_Short exercise_: From the records below, copy every line that contains the word "chevron".

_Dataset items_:
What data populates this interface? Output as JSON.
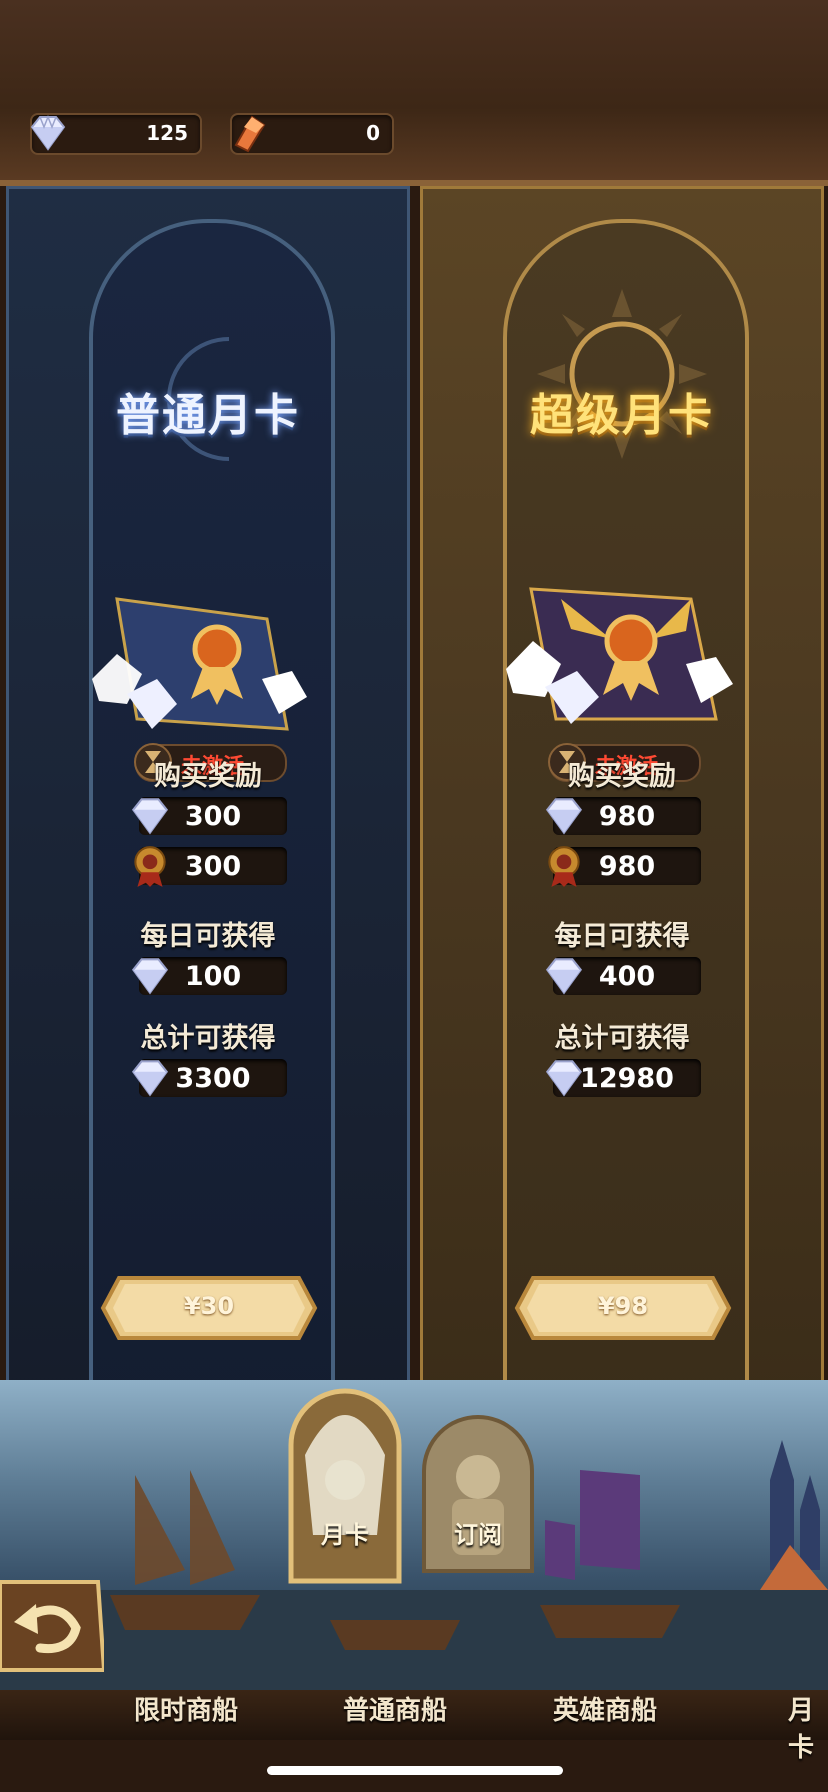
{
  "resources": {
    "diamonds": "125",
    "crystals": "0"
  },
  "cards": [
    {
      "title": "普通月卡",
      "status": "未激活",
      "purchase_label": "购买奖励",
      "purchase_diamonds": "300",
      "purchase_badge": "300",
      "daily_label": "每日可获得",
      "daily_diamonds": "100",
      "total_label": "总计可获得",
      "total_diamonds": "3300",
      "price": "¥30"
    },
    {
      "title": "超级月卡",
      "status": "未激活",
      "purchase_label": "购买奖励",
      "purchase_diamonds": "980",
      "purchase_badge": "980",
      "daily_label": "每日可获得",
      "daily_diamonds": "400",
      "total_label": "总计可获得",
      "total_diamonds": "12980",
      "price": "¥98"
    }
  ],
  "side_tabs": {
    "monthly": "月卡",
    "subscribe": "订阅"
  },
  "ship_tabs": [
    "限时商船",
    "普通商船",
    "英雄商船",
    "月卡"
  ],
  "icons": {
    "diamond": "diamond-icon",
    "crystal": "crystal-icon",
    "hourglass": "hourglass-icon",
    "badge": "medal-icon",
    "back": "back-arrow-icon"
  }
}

---

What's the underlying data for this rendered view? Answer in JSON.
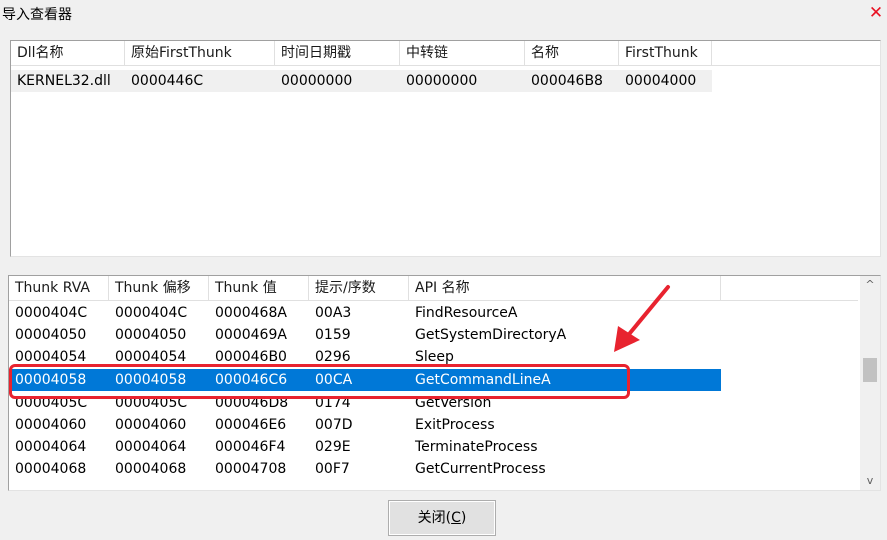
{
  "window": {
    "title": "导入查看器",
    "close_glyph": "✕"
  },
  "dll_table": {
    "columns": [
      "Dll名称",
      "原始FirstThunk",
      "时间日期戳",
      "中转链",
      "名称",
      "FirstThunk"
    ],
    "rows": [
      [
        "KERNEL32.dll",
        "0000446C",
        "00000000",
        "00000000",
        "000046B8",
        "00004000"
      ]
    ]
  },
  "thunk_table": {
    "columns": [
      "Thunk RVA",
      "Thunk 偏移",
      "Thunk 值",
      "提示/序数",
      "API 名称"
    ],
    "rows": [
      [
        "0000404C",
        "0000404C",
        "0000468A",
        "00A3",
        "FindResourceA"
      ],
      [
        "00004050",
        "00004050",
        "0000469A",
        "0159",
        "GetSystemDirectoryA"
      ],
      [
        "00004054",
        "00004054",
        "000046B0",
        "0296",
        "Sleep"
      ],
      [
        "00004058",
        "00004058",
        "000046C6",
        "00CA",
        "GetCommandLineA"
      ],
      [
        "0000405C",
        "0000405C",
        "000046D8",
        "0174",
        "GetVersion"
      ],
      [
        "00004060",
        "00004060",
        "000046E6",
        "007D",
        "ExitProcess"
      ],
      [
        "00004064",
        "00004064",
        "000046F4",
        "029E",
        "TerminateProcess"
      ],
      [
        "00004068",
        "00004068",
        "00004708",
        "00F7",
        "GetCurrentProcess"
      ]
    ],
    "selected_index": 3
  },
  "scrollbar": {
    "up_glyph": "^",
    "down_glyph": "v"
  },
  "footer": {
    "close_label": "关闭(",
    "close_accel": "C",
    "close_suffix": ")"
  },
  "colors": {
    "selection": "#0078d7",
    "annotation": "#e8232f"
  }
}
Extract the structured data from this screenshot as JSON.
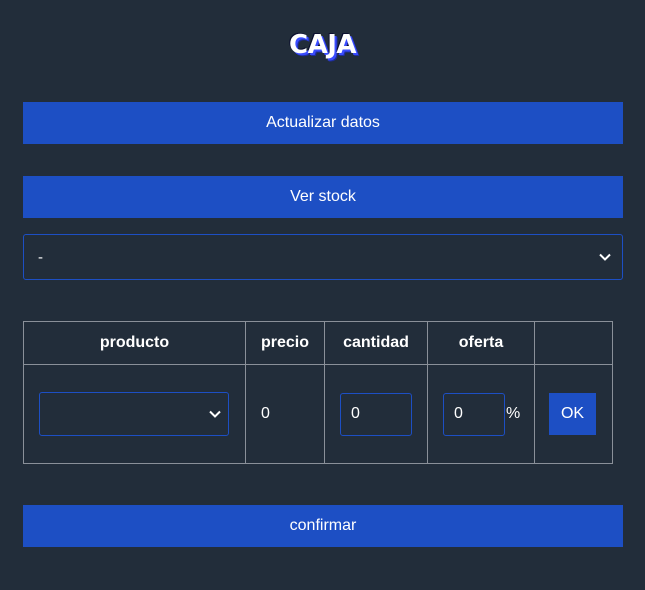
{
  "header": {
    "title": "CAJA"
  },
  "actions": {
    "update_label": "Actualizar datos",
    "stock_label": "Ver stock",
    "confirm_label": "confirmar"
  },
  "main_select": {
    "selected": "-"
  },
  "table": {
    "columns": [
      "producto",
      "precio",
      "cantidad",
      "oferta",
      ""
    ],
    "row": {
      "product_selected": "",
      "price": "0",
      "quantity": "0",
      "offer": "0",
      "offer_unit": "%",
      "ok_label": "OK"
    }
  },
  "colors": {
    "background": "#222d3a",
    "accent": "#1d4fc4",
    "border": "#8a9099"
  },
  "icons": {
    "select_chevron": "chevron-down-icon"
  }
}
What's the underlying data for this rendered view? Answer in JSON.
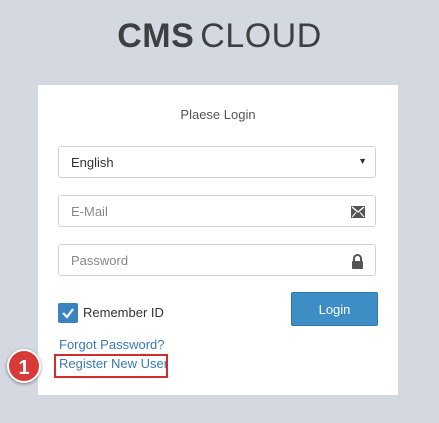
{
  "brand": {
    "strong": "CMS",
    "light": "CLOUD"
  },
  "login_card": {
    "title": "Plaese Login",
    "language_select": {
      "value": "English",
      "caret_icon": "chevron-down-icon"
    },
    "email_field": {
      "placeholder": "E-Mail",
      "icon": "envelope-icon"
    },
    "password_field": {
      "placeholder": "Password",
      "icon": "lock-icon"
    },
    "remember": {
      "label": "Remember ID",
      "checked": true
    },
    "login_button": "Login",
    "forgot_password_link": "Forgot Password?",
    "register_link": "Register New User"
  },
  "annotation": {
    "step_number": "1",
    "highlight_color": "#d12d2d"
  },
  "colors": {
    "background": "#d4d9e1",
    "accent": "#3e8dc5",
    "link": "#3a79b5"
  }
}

...

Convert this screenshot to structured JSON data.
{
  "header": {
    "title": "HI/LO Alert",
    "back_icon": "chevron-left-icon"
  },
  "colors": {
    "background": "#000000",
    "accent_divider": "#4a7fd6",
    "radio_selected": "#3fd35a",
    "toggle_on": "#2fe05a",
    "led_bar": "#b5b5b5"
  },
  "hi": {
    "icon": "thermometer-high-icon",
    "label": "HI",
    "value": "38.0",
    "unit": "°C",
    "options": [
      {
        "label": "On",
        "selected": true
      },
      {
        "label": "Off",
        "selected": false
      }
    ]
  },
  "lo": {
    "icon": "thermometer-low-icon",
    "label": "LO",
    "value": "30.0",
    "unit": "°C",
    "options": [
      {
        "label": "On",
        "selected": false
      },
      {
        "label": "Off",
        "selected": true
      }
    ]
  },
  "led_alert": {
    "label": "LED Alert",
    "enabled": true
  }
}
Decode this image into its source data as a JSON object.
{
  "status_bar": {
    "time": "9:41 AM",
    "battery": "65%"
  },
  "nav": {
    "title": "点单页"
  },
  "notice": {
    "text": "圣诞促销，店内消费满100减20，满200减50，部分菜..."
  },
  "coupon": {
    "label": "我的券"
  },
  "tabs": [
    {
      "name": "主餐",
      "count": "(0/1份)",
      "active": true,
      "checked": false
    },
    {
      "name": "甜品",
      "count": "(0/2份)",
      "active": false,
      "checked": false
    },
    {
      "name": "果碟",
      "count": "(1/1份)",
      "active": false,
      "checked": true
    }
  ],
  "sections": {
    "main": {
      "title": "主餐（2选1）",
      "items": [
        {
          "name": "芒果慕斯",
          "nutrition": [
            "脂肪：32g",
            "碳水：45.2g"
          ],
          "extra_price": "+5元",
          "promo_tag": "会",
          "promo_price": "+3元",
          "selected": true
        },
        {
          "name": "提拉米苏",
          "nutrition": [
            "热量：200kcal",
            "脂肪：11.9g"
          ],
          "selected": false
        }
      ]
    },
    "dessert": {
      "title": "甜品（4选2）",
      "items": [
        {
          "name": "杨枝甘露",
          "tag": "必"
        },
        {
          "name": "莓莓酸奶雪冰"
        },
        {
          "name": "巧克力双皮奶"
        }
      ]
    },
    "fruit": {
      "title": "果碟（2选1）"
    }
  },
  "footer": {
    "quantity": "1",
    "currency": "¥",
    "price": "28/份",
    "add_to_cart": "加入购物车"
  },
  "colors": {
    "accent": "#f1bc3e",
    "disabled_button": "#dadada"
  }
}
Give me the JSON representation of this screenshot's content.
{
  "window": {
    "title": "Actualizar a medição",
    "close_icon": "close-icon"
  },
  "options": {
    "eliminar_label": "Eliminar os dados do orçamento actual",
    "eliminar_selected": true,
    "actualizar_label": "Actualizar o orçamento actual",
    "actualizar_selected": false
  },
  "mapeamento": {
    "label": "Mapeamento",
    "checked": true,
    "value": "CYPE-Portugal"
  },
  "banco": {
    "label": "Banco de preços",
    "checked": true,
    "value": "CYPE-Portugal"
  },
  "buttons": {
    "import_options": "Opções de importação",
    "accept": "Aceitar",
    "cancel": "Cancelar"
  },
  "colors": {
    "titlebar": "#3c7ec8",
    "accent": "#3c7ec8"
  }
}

_Written response_:
    "select_chevron": "chevron-down-icon"
      "caret_icon": "chevron-down-icon"
    "back_icon": "chevron-left-icon"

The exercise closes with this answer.